:: Data extract ::
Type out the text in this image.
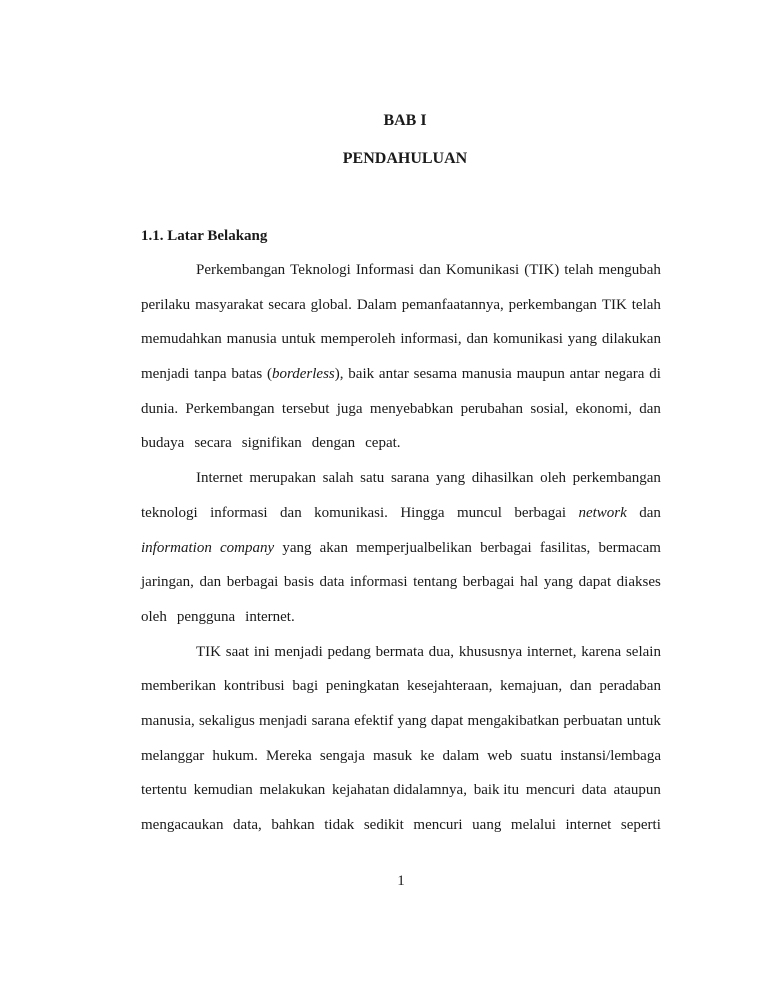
BAB I
PENDAHULUAN
1.1. Latar Belakang
Perkembangan Teknologi Informasi dan Komunikasi (TIK) telah mengubah
perilaku masyarakat secara global. Dalam pemanfaatannya, perkembangan TIK telah
memudahkan manusia untuk memperoleh informasi, dan komunikasi yang dilakukan
menjadi tanpa batas (borderless), baik antar sesama manusia maupun antar negara di
dunia. Perkembangan tersebut juga menyebabkan perubahan sosial, ekonomi, dan
budaya secara signifikan dengan cepat.
Internet merupakan salah satu sarana yang dihasilkan oleh perkembangan
teknologi informasi dan komunikasi. Hingga muncul berbagai network dan
information company yang akan memperjualbelikan berbagai fasilitas, bermacam
jaringan, dan berbagai basis data informasi tentang berbagai hal yang dapat diakses
oleh pengguna internet.
TIK saat ini menjadi pedang bermata dua, khususnya internet, karena selain
memberikan kontribusi bagi peningkatan kesejahteraan, kemajuan, dan peradaban
manusia, sekaligus menjadi sarana efektif yang dapat mengakibatkan perbuatan untuk
melanggar hukum. Mereka sengaja masuk ke dalam web suatu instansi/lembaga
tertentu kemudian melakukan kejahatan didalamnya, baik itu mencuri data ataupun
mengacaukan data, bahkan tidak sedikit mencuri uang melalui internet seperti
1
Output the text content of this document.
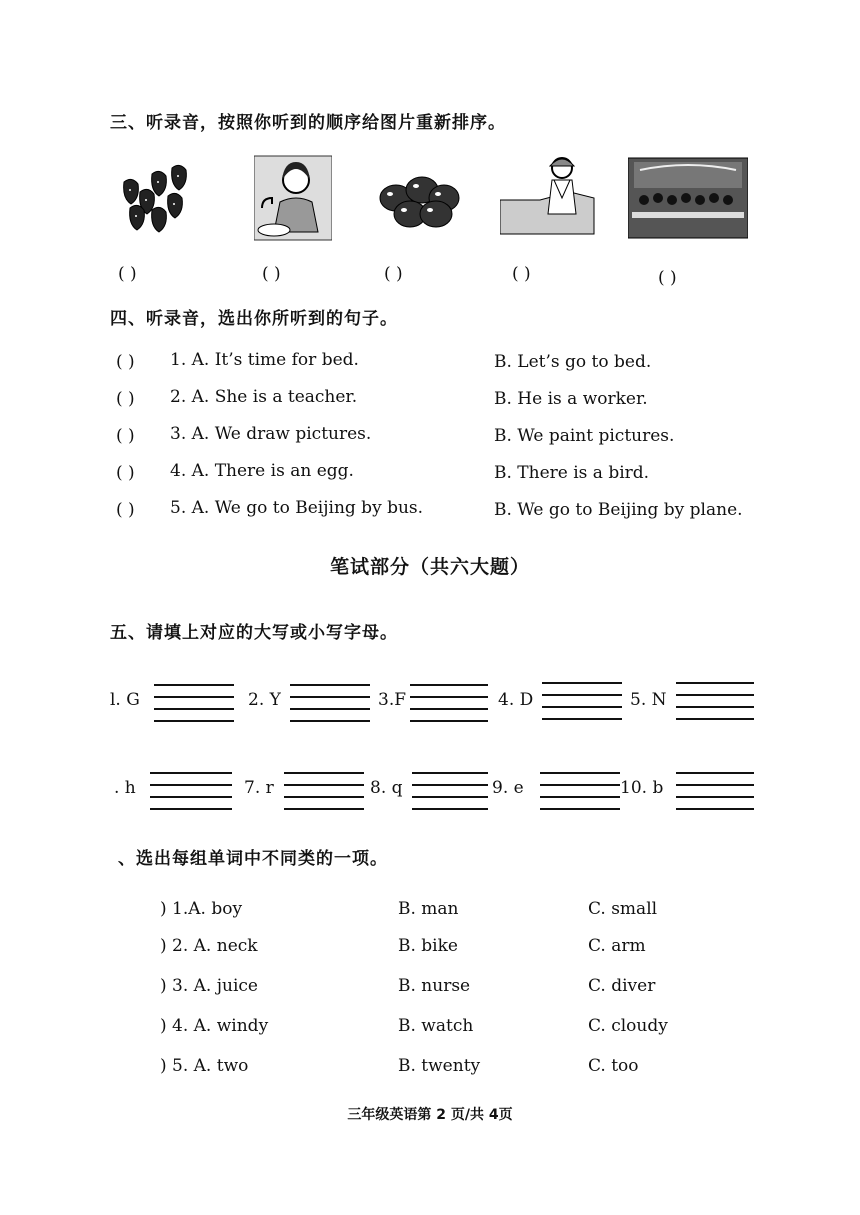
三、听录音，按照你听到的顺序给图片重新排序。
( )	( )	( )	( )	( )
四、听录音，选出你所听到的句子。
( ) 1. A. It’s time for bed.	B. Let’s go to bed.
( ) 2. A. She is a teacher.	B. He is a worker.
( ) 3. A. We draw pictures.	B. We paint pictures.
( ) 4. A. There is an egg.	B. There is a bird.
( ) 5. A. We go to Beijing by bus.	B. We go to Beijing by plane.
笔试部分（共六大题）
五、请填上对应的大写或小写字母。
l. G	2. Y	3.F	4. D	5. N
. h	7. r	8. q	9. e	10. b
、选出每组单词中不同类的一项。
) 1.A. boy	B. man	C. small
) 2. A. neck	B. bike	C. arm
) 3. A. juice	B. nurse	C. diver
) 4. A. windy	B. watch	C. cloudy
) 5. A. two	B. twenty	C. too
三年级英语第 2 页/共 4页
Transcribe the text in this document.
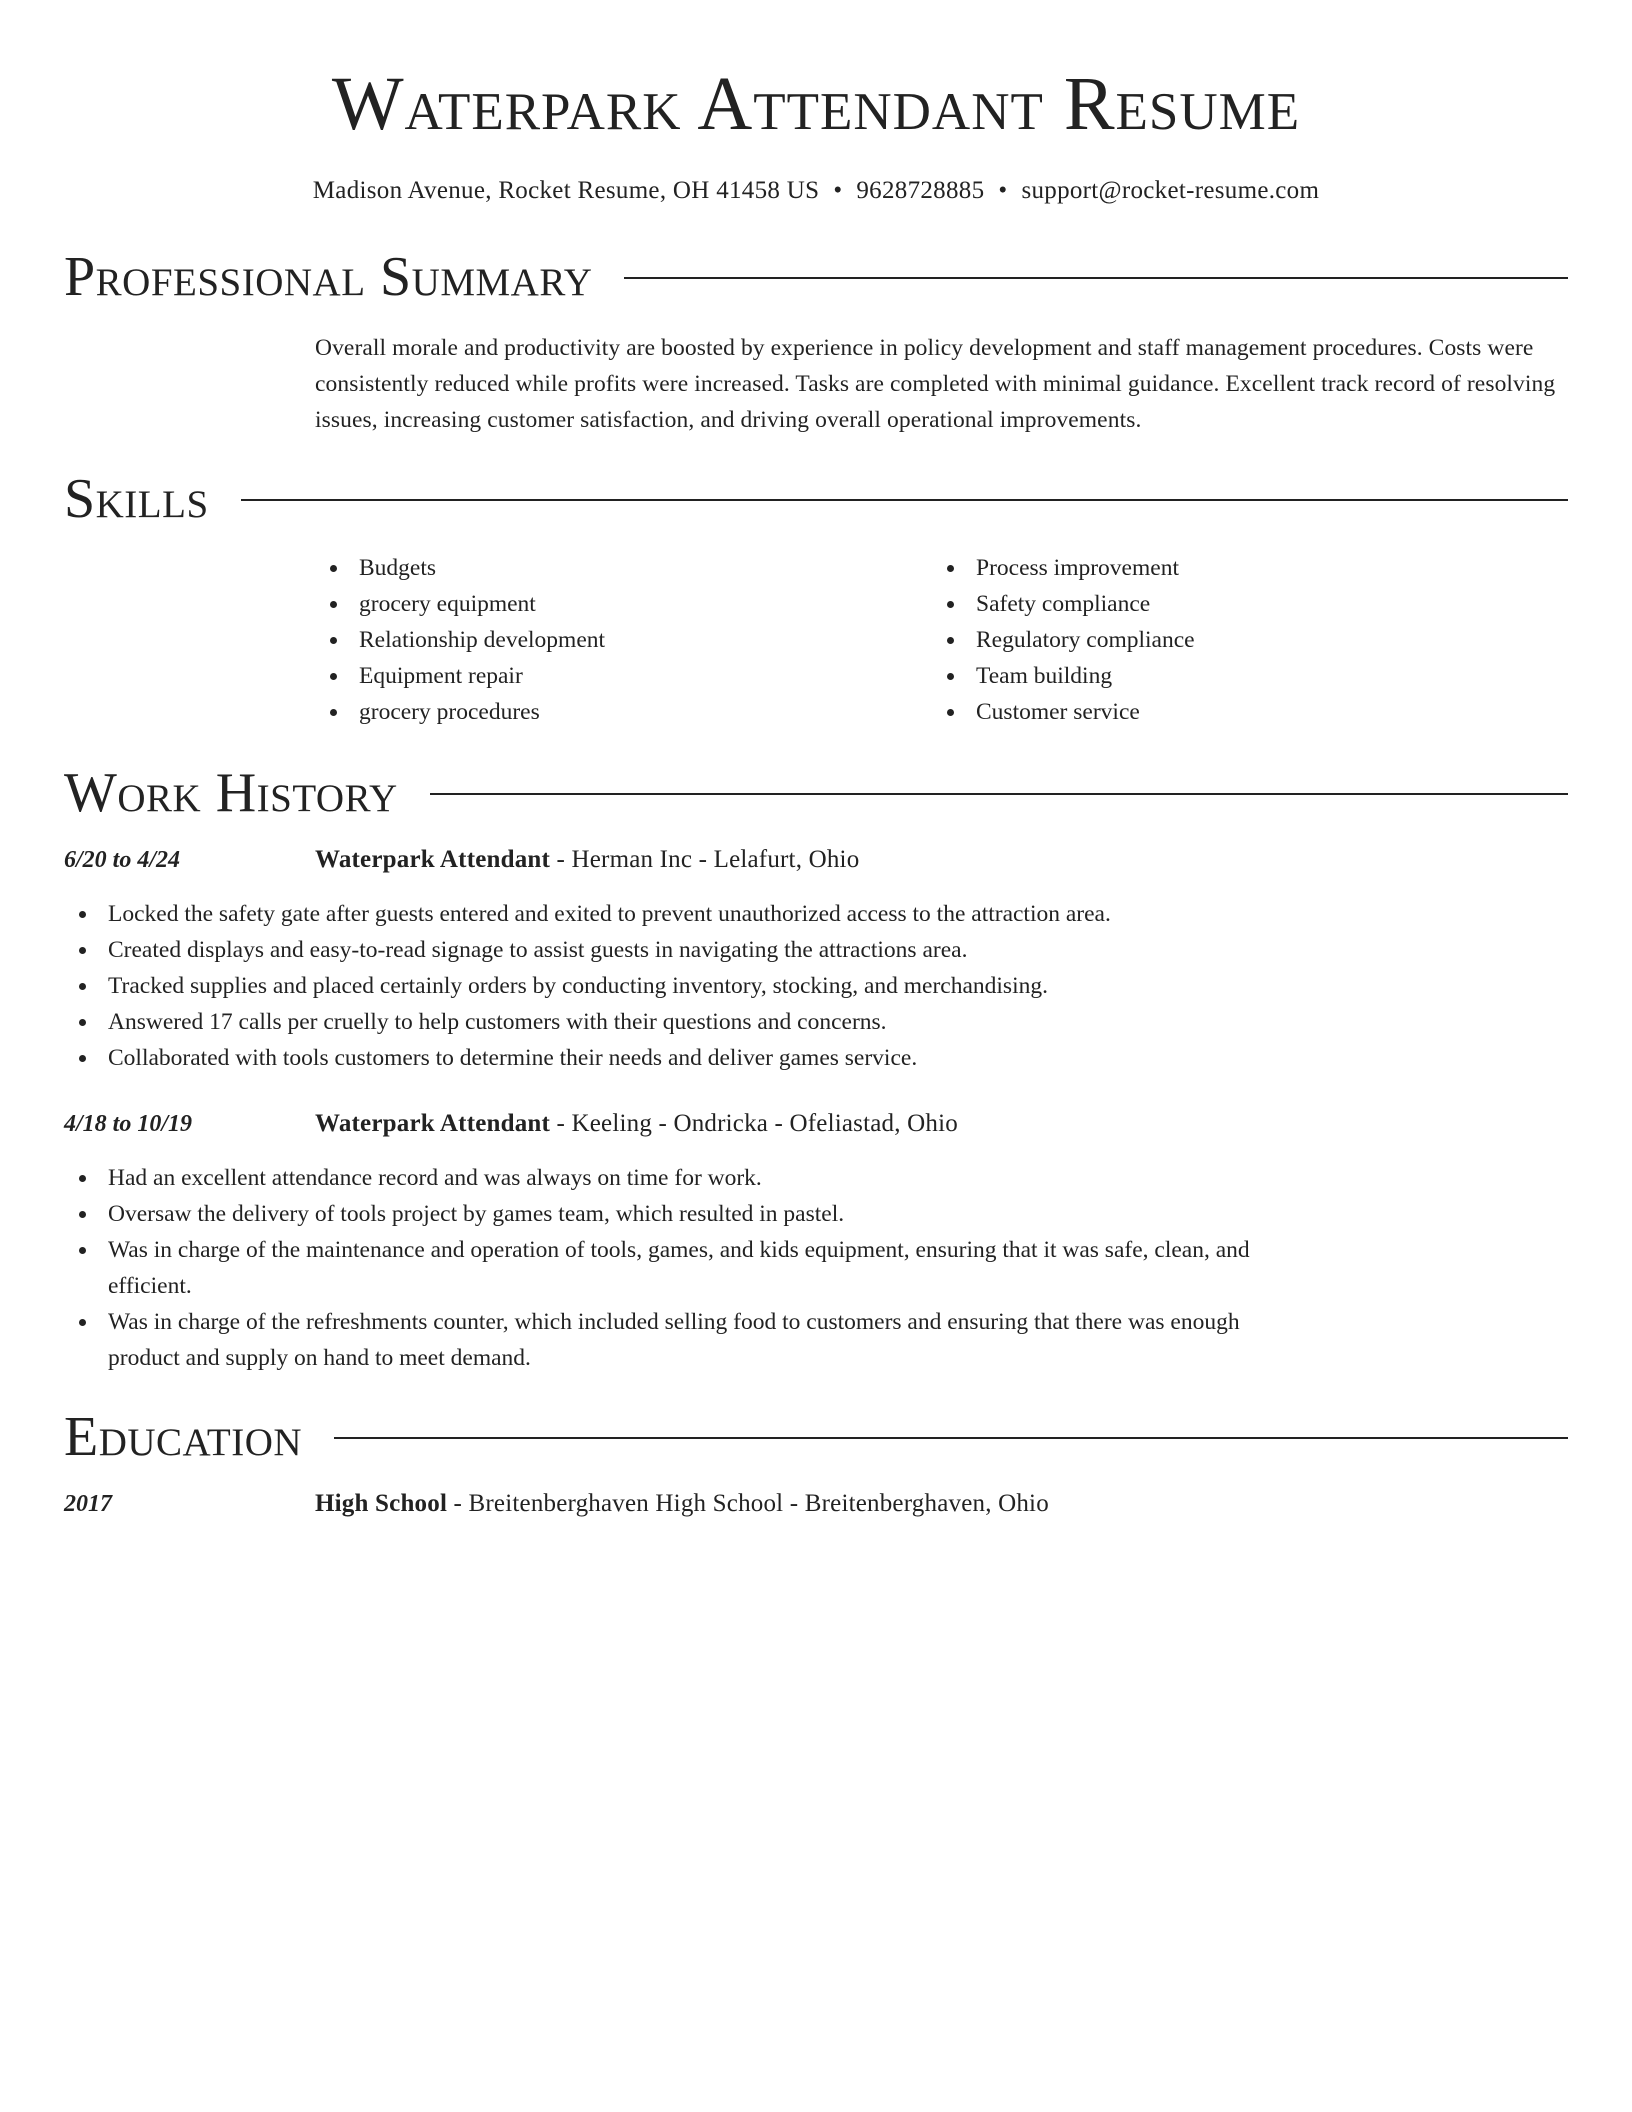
Waterpark Attendant Resume
Madison Avenue, Rocket Resume, OH 41458 US • 9628728885 • support@rocket-resume.com
Professional Summary
Overall morale and productivity are boosted by experience in policy development and staff management procedures. Costs were consistently reduced while profits were increased. Tasks are completed with minimal guidance. Excellent track record of resolving issues, increasing customer satisfaction, and driving overall operational improvements.
Skills
Budgets
grocery equipment
Relationship development
Equipment repair
grocery procedures
Process improvement
Safety compliance
Regulatory compliance
Team building
Customer service
Work History
6/20 to 4/24	Waterpark Attendant - Herman Inc - Lelafurt, Ohio
Locked the safety gate after guests entered and exited to prevent unauthorized access to the attraction area.
Created displays and easy-to-read signage to assist guests in navigating the attractions area.
Tracked supplies and placed certainly orders by conducting inventory, stocking, and merchandising.
Answered 17 calls per cruelly to help customers with their questions and concerns.
Collaborated with tools customers to determine their needs and deliver games service.
4/18 to 10/19	Waterpark Attendant - Keeling - Ondricka - Ofeliastad, Ohio
Had an excellent attendance record and was always on time for work.
Oversaw the delivery of tools project by games team, which resulted in pastel.
Was in charge of the maintenance and operation of tools, games, and kids equipment, ensuring that it was safe, clean, and efficient.
Was in charge of the refreshments counter, which included selling food to customers and ensuring that there was enough product and supply on hand to meet demand.
Education
2017	High School - Breitenberghaven High School - Breitenberghaven, Ohio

:: Exercise ::
Transcribe all of the records above character for character. Exclude the pictures.

:: Written response ::
Type out the text in this image.
BAB I
PENDAHULUAN
1.1. Latar Belakang
Perkembangan Teknologi Informasi dan Komunikasi (TIK) telah mengubah
perilaku masyarakat secara global. Dalam pemanfaatannya, perkembangan TIK telah
memudahkan manusia untuk memperoleh informasi, dan komunikasi yang dilakukan
menjadi tanpa batas (borderless), baik antar sesama manusia maupun antar negara di
dunia. Perkembangan tersebut juga menyebabkan perubahan sosial, ekonomi, dan
budaya secara signifikan dengan cepat.
Internet merupakan salah satu sarana yang dihasilkan oleh perkembangan
teknologi informasi dan komunikasi. Hingga muncul berbagai network dan
information company yang akan memperjualbelikan berbagai fasilitas, bermacam
jaringan, dan berbagai basis data informasi tentang berbagai hal yang dapat diakses
oleh pengguna internet.
TIK saat ini menjadi pedang bermata dua, khususnya internet, karena selain
memberikan kontribusi bagi peningkatan kesejahteraan, kemajuan, dan peradaban
manusia, sekaligus menjadi sarana efektif yang dapat mengakibatkan perbuatan untuk
melanggar hukum. Mereka sengaja masuk ke dalam web suatu instansi/lembaga
tertentu kemudian melakukan kejahatan didalamnya, baik itu mencuri data ataupun
mengacaukan data, bahkan tidak sedikit mencuri uang melalui internet seperti
1
Output the text content of this document.
三、听录音，按照你听到的顺序给图片重新排序。
( )	( )	( )	( )	( )
四、听录音，选出你所听到的句子。
( ) 1. A. It’s time for bed.	B. Let’s go to bed.
( ) 2. A. She is a teacher.	B. He is a worker.
( ) 3. A. We draw pictures.	B. We paint pictures.
( ) 4. A. There is an egg.	B. There is a bird.
( ) 5. A. We go to Beijing by bus.	B. We go to Beijing by plane.
笔试部分（共六大题）
五、请填上对应的大写或小写字母。
l. G	2. Y	3.F	4. D	5. N
. h	7. r	8. q	9. e	10. b
、选出每组单词中不同类的一项。
) 1.A. boy	B. man	C. small
) 2. A. neck	B. bike	C. arm
) 3. A. juice	B. nurse	C. diver
) 4. A. windy	B. watch	C. cloudy
) 5. A. two	B. twenty	C. too
三年级英语第 2 页/共 4页
Transcribe the text in this document.
Waterpark Attendant Resume
Madison Avenue, Rocket Resume, OH 41458 US • 9628728885 • support@rocket-resume.com
Professional Summary
Overall morale and productivity are boosted by experience in policy development and staff management procedures. Costs were consistently reduced while profits were increased. Tasks are completed with minimal guidance. Excellent track record of resolving issues, increasing customer satisfaction, and driving overall operational improvements.
Skills
Budgets
grocery equipment
Relationship development
Equipment repair
grocery procedures
Process improvement
Safety compliance
Regulatory compliance
Team building
Customer service
Work History
6/20 to 4/24	Waterpark Attendant - Herman Inc - Lelafurt, Ohio
Locked the safety gate after guests entered and exited to prevent unauthorized access to the attraction area.
Created displays and easy-to-read signage to assist guests in navigating the attractions area.
Tracked supplies and placed certainly orders by conducting inventory, stocking, and merchandising.
Answered 17 calls per cruelly to help customers with their questions and concerns.
Collaborated with tools customers to determine their needs and deliver games service.
4/18 to 10/19	Waterpark Attendant - Keeling - Ondricka - Ofeliastad, Ohio
Had an excellent attendance record and was always on time for work.
Oversaw the delivery of tools project by games team, which resulted in pastel.
Was in charge of the maintenance and operation of tools, games, and kids equipment, ensuring that it was safe, clean, and efficient.
Was in charge of the refreshments counter, which included selling food to customers and ensuring that there was enough product and supply on hand to meet demand.
Education
2017	High School - Breitenberghaven High School - Breitenberghaven, Ohio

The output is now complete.